Recorded information:
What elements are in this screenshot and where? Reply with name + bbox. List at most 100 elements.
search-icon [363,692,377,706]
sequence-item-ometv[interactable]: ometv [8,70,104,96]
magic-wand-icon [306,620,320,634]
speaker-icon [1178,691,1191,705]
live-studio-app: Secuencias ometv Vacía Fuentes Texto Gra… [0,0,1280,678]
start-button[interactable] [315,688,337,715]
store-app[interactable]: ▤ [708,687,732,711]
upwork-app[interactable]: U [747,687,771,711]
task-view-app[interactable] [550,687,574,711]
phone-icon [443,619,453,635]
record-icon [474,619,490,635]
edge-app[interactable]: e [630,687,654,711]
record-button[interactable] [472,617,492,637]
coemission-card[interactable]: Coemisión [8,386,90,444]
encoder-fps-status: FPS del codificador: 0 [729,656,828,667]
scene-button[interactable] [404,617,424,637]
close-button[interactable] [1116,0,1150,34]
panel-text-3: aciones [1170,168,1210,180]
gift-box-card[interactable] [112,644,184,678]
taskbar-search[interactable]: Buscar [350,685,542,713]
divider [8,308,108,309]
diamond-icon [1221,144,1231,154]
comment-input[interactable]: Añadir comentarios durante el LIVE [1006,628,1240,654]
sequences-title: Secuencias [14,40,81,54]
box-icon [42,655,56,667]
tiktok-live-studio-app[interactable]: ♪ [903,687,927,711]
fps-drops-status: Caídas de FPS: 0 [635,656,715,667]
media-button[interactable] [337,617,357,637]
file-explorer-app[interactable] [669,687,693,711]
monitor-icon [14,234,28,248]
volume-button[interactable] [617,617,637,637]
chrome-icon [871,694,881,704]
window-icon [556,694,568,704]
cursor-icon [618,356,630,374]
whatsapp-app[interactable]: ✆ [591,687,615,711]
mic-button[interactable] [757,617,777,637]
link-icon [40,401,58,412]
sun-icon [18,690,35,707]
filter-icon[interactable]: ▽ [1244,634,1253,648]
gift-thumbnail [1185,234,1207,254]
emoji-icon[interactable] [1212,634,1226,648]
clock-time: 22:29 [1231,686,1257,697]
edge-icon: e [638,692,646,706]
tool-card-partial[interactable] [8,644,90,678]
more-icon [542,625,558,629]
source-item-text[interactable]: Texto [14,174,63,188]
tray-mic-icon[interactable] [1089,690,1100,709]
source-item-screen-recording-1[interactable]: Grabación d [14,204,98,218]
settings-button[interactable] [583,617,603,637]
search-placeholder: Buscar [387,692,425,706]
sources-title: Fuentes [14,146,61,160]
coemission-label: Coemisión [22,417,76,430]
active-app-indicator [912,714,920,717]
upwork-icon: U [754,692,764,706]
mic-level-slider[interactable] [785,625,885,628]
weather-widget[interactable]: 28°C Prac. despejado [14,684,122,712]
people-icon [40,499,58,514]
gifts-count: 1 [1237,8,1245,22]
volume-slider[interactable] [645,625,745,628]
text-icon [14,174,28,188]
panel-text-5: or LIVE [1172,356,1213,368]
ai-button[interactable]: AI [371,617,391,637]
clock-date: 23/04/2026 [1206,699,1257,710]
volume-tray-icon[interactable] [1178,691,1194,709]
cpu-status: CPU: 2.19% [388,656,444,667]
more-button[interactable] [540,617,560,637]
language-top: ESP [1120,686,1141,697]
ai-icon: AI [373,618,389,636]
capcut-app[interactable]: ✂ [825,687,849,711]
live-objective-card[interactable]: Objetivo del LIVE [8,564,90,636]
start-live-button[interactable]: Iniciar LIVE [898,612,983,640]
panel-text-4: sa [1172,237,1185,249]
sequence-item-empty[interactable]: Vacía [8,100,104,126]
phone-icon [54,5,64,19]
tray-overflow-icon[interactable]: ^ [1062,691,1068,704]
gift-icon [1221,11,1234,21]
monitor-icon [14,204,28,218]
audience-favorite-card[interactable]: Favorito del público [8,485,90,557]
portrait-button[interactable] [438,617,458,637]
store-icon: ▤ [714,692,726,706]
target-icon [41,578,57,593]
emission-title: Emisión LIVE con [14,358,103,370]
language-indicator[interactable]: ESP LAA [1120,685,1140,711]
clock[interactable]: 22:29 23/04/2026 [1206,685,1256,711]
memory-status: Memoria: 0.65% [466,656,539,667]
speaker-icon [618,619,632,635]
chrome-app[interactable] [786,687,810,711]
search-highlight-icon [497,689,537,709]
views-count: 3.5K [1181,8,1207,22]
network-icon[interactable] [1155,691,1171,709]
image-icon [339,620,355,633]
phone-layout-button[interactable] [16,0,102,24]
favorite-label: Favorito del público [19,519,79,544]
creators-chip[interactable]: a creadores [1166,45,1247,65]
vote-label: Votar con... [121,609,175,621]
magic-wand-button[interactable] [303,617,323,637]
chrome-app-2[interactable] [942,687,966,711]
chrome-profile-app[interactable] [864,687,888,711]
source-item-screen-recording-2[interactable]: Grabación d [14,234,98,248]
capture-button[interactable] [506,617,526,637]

Directive: Arrange the lines of the listing above as a numbered list, omitting any blank lines.

Result of the task:
1. What elements are in this screenshot and where? Reply with name + bbox. List at most 100 elements.
2. search-icon [363,692,377,706]
3. sequence-item-ometv[interactable]: ometv [8,70,104,96]
4. magic-wand-icon [306,620,320,634]
5. speaker-icon [1178,691,1191,705]
6. live-studio-app: Secuencias ometv Vacía Fuentes Texto Gra… [0,0,1280,678]
7. start-button[interactable] [315,688,337,715]
8. store-app[interactable]: ▤ [708,687,732,711]
9. upwork-app[interactable]: U [747,687,771,711]
10. task-view-app[interactable] [550,687,574,711]
11. phone-icon [443,619,453,635]
12. record-icon [474,619,490,635]
13. edge-app[interactable]: e [630,687,654,711]
14. record-button[interactable] [472,617,492,637]
15. coemission-card[interactable]: Coemisión [8,386,90,444]
16. encoder-fps-status: FPS del codificador: 0 [729,656,828,667]
17. scene-button[interactable] [404,617,424,637]
18. close-button[interactable] [1116,0,1150,34]
19. panel-text-3: aciones [1170,168,1210,180]
20. gift-box-card[interactable] [112,644,184,678]
21. taskbar-search[interactable]: Buscar [350,685,542,713]
22. divider [8,308,108,309]
23. diamond-icon [1221,144,1231,154]
24. comment-input[interactable]: Añadir comentarios durante el LIVE [1006,628,1240,654]
25. sequences-title: Secuencias [14,40,81,54]
26. box-icon [42,655,56,667]
27. tiktok-live-studio-app[interactable]: ♪ [903,687,927,711]
28. fps-drops-status: Caídas de FPS: 0 [635,656,715,667]
29. media-button[interactable] [337,617,357,637]
30. file-explorer-app[interactable] [669,687,693,711]
31. monitor-icon [14,234,28,248]
32. volume-button[interactable] [617,617,637,637]
33. chrome-icon [871,694,881,704]
34. window-icon [556,694,568,704]
35. cursor-icon [618,356,630,374]
36. whatsapp-app[interactable]: ✆ [591,687,615,711]
37. mic-button[interactable] [757,617,777,637]
38. link-icon [40,401,58,412]
39. sun-icon [18,690,35,707]
40. filter-icon[interactable]: ▽ [1244,634,1253,648]
41. gift-thumbnail [1185,234,1207,254]
42. emoji-icon[interactable] [1212,634,1226,648]
43. clock-time: 22:29 [1231,686,1257,697]
44. edge-icon: e [638,692,646,706]
45. tool-card-partial[interactable] [8,644,90,678]
46. more-icon [542,625,558,629]
47. source-item-text[interactable]: Texto [14,174,63,188]
48. tray-mic-icon[interactable] [1089,690,1100,709]
49. source-item-screen-recording-1[interactable]: Grabación d [14,204,98,218]
50. settings-button[interactable] [583,617,603,637]
51. search-placeholder: Buscar [387,692,425,706]
52. sources-title: Fuentes [14,146,61,160]
53. coemission-label: Coemisión [22,417,76,430]
54. active-app-indicator [912,714,920,717]
55. upwork-icon: U [754,692,764,706]
56. mic-level-slider[interactable] [785,625,885,628]
57. weather-widget[interactable]: 28°C Prac. despejado [14,684,122,712]
58. people-icon [40,499,58,514]
59. gifts-count: 1 [1237,8,1245,22]
60. volume-slider[interactable] [645,625,745,628]
61. text-icon [14,174,28,188]
62. panel-text-5: or LIVE [1172,356,1213,368]
63. ai-button[interactable]: AI [371,617,391,637]
64. clock-date: 23/04/2026 [1206,699,1257,710]
65. volume-tray-icon[interactable] [1178,691,1194,709]
66. cpu-status: CPU: 2.19% [388,656,444,667]
67. more-button[interactable] [540,617,560,637]
68. language-top: ESP [1120,686,1141,697]
69. ai-icon: AI [373,618,389,636]
70. capcut-app[interactable]: ✂ [825,687,849,711]
71. live-objective-card[interactable]: Objetivo del LIVE [8,564,90,636]
72. start-live-button[interactable]: Iniciar LIVE [898,612,983,640]
73. panel-text-4: sa [1172,237,1185,249]
74. sequence-item-empty[interactable]: Vacía [8,100,104,126]
75. phone-icon [54,5,64,19]
76. tray-overflow-icon[interactable]: ^ [1062,691,1068,704]
77. gift-icon [1221,11,1234,21]
78. monitor-icon [14,204,28,218]
79. audience-favorite-card[interactable]: Favorito del público [8,485,90,557]
80. portrait-button[interactable] [438,617,458,637]
81. store-icon: ▤ [714,692,726,706]
82. target-icon [41,578,57,593]
83. emission-title: Emisión LIVE con [14,358,103,370]
84. language-indicator[interactable]: ESP LAA [1120,685,1140,711]
85. clock[interactable]: 22:29 23/04/2026 [1206,685,1256,711]
86. memory-status: Memoria: 0.65% [466,656,539,667]
87. speaker-icon [618,619,632,635]
88. chrome-app[interactable] [786,687,810,711]
89. search-highlight-icon [497,689,537,709]
90. views-count: 3.5K [1181,8,1207,22]
91. network-icon[interactable] [1155,691,1171,709]
92. image-icon [339,620,355,633]
93. phone-layout-button[interactable] [16,0,102,24]
94. favorite-label: Favorito del público [19,519,79,544]
95. creators-chip[interactable]: a creadores [1166,45,1247,65]
96. vote-label: Votar con... [121,609,175,621]
97. magic-wand-button[interactable] [303,617,323,637]
98. chrome-app-2[interactable] [942,687,966,711]
99. chrome-profile-app[interactable] [864,687,888,711]
100. source-item-screen-recording-2[interactable]: Grabación d [14,234,98,248]
101. capture-button[interactable] [506,617,526,637]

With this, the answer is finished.